> **YOUR TASK**: Find the lines that contain the word "model" and copy each one.

— begin WORKING DATA —

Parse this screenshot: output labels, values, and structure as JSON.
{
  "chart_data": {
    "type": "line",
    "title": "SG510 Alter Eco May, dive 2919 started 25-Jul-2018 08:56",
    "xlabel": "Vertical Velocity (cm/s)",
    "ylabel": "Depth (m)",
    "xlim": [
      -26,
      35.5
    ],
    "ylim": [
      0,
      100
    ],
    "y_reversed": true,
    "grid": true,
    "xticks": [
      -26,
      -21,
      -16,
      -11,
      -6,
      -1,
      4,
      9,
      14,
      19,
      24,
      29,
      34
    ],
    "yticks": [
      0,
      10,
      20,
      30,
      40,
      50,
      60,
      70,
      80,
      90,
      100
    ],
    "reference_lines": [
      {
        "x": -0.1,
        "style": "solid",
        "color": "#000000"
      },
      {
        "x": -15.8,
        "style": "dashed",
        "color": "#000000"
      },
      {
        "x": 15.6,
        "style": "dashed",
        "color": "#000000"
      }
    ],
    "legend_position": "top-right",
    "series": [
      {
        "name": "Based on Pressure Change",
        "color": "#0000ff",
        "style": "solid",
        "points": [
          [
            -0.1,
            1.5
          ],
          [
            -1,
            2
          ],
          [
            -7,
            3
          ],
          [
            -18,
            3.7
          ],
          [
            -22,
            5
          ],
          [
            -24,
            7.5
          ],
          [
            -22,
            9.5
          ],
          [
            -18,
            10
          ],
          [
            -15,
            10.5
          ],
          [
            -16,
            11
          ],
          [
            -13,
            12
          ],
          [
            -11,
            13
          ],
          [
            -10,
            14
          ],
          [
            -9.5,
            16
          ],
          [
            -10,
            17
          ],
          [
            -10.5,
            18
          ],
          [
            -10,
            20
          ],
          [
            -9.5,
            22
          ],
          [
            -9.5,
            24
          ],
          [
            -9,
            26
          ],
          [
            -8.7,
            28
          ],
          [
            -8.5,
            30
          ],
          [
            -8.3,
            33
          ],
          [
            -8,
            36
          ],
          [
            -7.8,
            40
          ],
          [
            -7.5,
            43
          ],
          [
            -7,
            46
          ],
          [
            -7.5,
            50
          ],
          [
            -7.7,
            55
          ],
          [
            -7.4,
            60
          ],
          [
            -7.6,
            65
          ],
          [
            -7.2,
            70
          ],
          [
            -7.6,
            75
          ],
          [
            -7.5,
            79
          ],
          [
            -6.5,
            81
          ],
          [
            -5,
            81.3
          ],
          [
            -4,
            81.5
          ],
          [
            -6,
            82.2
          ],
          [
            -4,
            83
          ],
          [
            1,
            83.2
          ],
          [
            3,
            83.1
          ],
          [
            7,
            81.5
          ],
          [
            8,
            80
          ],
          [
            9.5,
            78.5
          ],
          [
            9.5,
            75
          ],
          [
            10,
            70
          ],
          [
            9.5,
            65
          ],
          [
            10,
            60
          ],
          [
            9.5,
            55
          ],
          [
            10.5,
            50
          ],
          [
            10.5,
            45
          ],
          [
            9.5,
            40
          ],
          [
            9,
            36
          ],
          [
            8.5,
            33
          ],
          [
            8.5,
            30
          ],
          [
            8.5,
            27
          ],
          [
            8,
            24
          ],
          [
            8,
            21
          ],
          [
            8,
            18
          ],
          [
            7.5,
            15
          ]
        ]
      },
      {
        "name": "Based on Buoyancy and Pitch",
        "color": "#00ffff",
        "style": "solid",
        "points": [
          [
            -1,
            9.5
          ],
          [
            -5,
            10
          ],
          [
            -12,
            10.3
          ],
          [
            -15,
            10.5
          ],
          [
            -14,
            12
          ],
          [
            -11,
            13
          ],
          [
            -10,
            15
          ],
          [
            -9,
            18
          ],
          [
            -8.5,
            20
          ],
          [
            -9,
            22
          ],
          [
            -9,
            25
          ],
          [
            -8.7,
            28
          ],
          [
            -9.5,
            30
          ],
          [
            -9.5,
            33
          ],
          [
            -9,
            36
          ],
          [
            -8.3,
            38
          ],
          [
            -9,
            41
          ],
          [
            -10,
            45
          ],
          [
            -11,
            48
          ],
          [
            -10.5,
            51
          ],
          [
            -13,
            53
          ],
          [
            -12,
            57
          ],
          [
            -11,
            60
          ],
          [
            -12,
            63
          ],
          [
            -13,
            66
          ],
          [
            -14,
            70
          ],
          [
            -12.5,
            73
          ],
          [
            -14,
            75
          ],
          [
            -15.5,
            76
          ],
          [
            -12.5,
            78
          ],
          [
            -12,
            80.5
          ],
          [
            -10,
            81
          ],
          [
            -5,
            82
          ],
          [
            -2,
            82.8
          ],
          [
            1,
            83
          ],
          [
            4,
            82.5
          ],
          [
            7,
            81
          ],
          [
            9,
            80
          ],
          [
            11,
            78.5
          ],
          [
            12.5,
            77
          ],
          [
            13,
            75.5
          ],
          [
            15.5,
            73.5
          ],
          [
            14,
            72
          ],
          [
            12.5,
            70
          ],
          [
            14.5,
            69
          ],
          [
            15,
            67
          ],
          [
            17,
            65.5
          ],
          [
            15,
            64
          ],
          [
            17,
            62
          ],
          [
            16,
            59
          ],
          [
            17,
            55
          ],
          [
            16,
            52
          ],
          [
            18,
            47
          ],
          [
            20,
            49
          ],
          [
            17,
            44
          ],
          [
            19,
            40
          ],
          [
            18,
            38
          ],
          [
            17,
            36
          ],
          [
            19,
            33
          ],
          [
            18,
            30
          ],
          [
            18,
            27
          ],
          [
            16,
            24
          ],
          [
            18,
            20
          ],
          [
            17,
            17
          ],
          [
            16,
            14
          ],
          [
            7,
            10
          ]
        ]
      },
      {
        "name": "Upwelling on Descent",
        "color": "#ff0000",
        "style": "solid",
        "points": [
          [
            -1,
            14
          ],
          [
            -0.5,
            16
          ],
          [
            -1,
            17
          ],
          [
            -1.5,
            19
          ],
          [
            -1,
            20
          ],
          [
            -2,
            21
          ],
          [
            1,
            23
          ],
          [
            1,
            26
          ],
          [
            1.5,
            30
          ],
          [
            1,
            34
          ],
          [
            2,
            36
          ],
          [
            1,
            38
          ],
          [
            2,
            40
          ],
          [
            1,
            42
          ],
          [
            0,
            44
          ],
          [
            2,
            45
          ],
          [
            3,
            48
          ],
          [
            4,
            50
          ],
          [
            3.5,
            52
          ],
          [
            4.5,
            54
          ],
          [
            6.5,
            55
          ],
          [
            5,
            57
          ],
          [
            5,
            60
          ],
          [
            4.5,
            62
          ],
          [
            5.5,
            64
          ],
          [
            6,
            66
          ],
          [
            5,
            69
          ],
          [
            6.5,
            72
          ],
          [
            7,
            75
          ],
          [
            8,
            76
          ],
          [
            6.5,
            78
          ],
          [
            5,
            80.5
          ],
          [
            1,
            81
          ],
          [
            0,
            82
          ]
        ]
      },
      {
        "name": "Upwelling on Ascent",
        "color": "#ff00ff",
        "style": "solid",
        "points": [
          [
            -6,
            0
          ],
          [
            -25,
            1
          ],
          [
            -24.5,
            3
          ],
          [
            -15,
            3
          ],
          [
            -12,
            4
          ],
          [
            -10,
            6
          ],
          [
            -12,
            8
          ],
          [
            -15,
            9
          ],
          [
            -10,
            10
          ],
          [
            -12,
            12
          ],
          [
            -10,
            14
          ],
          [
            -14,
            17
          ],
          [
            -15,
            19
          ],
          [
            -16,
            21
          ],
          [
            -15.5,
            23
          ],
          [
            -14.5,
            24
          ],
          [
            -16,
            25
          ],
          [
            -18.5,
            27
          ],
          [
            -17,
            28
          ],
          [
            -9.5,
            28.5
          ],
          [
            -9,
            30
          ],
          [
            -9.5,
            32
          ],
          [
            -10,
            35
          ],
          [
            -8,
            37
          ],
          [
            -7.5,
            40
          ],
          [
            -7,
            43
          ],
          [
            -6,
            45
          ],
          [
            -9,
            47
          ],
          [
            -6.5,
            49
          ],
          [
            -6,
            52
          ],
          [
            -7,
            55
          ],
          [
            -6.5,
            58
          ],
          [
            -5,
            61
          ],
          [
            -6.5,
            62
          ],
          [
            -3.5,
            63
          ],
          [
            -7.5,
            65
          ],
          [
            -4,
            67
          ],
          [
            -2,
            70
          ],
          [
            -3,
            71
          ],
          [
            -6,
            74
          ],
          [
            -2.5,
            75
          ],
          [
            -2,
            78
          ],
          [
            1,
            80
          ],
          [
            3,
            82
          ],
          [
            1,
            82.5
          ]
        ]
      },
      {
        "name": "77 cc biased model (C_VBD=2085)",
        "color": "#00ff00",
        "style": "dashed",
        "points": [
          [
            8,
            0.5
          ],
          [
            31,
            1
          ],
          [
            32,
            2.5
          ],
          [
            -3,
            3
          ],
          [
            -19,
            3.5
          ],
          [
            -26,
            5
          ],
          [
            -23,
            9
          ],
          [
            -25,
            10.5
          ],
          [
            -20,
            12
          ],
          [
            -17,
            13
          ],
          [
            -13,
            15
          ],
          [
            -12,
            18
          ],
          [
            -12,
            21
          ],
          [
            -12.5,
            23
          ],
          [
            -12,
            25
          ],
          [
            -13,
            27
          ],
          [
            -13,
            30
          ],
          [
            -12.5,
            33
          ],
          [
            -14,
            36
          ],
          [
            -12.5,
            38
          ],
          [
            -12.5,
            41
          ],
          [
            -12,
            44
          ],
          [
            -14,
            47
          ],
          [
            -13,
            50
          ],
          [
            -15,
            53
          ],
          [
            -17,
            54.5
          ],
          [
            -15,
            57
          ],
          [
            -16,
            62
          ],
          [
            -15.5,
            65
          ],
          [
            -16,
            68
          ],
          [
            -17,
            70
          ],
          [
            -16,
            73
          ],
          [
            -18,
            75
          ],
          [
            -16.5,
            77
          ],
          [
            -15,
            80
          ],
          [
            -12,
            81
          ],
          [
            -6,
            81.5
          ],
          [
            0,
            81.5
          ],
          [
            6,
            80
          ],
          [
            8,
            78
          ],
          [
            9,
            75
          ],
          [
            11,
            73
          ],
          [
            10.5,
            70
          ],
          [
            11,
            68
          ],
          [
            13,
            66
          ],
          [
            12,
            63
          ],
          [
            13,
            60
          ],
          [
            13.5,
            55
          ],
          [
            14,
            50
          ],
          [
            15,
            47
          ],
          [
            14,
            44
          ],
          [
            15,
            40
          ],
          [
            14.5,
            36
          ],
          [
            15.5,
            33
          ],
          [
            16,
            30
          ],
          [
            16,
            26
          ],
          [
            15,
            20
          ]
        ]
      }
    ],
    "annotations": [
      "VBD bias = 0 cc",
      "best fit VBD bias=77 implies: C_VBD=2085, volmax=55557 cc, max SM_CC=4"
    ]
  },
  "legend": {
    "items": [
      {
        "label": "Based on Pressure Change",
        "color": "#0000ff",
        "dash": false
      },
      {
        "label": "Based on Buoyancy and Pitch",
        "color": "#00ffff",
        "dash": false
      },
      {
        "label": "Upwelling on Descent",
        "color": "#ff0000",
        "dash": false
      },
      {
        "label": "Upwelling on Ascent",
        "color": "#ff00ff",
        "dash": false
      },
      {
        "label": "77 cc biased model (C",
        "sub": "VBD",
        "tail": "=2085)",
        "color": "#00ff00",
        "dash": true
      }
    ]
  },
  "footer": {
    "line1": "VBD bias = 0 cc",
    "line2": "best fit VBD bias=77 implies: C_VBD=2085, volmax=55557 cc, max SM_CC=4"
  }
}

— end WORKING DATA —

> **RESULT BELOW**:
        "name": "77 cc biased model (C_VBD=2085)",
        "label": "77 cc biased model (C",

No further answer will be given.